Given instruction:
Copy every line of the records below that holds the word "data".
____ Supplied records
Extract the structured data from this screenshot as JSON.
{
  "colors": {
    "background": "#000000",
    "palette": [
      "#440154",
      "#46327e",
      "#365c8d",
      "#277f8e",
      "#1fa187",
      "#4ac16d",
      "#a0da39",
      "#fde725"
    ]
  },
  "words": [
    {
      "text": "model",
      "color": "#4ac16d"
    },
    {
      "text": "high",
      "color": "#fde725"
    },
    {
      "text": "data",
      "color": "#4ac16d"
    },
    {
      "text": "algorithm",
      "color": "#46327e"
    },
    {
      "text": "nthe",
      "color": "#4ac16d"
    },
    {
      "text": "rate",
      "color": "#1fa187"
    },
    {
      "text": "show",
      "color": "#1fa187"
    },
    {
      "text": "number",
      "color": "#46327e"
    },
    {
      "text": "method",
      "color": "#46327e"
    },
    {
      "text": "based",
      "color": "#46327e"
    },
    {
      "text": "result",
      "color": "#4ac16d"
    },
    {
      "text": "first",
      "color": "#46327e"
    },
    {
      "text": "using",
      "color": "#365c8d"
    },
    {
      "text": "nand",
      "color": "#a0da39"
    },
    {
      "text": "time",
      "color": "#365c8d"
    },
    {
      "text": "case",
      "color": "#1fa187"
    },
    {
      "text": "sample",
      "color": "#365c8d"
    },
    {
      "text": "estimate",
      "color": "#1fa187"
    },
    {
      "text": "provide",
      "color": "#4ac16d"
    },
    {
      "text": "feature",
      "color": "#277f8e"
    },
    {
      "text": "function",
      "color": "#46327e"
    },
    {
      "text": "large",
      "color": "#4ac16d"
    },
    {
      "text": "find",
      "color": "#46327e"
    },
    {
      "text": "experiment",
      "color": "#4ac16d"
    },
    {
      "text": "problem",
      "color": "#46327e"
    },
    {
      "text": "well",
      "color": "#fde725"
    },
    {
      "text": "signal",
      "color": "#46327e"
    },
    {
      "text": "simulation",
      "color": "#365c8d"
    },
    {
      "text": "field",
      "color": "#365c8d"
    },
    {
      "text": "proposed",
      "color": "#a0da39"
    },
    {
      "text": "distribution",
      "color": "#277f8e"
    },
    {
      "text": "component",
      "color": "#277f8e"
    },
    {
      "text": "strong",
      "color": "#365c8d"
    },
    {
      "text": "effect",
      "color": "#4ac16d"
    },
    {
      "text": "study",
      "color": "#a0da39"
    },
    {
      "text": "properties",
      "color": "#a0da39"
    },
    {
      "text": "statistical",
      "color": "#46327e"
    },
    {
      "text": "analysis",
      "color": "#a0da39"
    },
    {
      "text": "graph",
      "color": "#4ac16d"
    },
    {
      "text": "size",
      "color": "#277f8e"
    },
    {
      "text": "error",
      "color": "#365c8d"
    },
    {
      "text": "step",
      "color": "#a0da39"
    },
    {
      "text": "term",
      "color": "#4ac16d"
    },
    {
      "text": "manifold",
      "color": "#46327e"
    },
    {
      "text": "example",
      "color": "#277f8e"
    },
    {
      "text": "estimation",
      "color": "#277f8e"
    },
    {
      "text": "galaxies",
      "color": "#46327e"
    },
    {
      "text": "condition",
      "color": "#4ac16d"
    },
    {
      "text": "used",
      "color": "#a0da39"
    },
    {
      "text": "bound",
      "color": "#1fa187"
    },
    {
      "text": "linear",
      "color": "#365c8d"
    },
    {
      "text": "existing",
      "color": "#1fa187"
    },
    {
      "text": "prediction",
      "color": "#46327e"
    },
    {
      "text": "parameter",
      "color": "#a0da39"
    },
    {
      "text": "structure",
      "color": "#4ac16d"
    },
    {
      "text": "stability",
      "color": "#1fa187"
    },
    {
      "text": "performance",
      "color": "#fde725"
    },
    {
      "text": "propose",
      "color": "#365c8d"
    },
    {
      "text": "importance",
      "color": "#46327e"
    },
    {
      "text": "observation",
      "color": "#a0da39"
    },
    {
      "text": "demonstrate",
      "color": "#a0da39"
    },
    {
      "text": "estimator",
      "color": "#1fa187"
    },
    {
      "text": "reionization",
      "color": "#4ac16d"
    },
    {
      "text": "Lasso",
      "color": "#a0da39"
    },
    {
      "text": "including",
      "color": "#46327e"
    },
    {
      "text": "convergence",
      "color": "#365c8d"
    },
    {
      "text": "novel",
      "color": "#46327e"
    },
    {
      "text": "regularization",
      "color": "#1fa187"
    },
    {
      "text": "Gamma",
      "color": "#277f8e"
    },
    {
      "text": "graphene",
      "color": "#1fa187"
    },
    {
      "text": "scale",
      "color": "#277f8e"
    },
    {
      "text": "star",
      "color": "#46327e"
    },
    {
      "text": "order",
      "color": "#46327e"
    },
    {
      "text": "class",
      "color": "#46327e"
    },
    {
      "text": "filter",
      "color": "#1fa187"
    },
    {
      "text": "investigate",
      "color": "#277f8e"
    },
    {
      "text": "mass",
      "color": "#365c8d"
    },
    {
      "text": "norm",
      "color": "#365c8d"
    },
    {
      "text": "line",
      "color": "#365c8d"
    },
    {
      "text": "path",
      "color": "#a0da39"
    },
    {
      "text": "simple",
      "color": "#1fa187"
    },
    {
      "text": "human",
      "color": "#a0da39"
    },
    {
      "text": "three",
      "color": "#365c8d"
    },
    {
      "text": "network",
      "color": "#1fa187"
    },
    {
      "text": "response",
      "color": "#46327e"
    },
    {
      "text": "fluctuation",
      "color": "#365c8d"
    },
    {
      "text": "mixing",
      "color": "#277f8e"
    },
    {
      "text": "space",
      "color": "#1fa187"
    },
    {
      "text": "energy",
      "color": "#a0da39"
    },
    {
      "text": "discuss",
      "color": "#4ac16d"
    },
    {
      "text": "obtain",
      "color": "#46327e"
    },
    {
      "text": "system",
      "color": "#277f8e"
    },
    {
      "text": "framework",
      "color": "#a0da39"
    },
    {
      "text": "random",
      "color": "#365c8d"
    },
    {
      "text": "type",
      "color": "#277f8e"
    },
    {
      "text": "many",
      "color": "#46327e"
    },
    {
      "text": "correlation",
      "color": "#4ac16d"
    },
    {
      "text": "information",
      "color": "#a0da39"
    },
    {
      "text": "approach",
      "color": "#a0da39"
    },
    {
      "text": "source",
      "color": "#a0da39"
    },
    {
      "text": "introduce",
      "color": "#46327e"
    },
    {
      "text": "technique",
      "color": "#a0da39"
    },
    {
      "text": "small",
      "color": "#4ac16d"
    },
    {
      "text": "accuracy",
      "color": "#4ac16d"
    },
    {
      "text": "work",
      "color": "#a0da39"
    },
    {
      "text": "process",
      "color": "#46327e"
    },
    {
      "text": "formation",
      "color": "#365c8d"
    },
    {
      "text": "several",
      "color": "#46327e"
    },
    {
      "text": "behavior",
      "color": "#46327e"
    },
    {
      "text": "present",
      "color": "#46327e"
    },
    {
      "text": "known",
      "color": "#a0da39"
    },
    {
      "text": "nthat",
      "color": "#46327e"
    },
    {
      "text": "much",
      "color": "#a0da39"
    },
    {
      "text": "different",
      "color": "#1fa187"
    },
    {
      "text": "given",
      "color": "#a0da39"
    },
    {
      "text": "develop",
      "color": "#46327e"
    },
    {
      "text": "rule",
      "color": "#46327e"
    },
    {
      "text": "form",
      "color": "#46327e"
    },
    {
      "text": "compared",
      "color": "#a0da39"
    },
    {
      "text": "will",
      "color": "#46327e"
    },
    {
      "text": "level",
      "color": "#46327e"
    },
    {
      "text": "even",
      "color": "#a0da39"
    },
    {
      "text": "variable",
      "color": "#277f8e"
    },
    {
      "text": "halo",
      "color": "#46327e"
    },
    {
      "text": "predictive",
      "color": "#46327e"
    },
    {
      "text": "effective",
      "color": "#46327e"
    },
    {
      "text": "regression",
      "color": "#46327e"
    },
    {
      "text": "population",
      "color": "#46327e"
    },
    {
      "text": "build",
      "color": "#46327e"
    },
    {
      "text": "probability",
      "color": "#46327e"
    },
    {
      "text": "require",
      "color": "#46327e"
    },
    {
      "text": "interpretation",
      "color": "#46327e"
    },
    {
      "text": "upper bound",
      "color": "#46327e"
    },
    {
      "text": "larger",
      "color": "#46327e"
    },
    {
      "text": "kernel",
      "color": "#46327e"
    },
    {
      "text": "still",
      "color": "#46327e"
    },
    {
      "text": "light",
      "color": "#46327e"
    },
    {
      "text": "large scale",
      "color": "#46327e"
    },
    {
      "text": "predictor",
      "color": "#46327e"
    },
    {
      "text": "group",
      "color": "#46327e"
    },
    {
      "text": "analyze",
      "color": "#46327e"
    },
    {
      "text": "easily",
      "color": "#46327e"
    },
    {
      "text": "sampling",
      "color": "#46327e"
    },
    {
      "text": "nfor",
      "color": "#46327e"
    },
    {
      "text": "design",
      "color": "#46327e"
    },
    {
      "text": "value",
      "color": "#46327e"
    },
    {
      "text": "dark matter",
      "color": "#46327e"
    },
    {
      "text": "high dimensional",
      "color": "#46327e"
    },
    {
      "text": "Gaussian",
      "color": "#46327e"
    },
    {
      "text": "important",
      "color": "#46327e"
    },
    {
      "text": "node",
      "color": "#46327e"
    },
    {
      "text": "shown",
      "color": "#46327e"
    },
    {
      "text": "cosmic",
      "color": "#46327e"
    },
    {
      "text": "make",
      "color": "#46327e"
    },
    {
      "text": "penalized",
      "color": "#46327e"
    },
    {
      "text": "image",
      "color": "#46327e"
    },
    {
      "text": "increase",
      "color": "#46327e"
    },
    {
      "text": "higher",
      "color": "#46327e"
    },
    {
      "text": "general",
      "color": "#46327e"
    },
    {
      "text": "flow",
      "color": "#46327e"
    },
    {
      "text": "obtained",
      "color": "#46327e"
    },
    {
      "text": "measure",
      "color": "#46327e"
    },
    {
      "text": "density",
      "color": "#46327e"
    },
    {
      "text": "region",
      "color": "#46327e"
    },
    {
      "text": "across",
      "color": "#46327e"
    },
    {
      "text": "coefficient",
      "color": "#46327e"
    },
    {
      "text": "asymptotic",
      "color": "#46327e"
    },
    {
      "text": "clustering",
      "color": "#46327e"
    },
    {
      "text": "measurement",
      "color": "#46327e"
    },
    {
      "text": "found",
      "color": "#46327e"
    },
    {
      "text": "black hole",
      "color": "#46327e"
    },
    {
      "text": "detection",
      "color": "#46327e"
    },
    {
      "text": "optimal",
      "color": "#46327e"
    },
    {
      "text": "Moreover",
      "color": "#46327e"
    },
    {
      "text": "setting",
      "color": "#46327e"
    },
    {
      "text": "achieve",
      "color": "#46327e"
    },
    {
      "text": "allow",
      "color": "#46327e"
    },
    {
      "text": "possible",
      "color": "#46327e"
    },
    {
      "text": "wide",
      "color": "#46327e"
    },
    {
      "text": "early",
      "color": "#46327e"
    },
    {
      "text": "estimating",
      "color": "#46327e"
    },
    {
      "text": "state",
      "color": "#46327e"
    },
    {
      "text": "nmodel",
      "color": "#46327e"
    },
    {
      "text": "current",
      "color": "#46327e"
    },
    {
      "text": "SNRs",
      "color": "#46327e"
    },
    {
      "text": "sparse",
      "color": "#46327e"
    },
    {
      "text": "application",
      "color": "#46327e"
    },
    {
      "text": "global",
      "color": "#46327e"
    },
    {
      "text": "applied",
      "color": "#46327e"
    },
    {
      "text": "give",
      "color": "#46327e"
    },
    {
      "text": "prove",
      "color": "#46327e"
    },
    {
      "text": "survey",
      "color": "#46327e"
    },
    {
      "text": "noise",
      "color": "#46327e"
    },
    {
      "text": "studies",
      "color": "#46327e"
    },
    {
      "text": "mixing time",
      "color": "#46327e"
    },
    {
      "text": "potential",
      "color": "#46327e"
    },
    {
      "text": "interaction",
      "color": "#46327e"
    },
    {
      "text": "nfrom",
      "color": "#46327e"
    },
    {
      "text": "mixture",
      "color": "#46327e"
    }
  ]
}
________
Response below:
Extract the structured data from this screenshot as JSON.
      "text": "data",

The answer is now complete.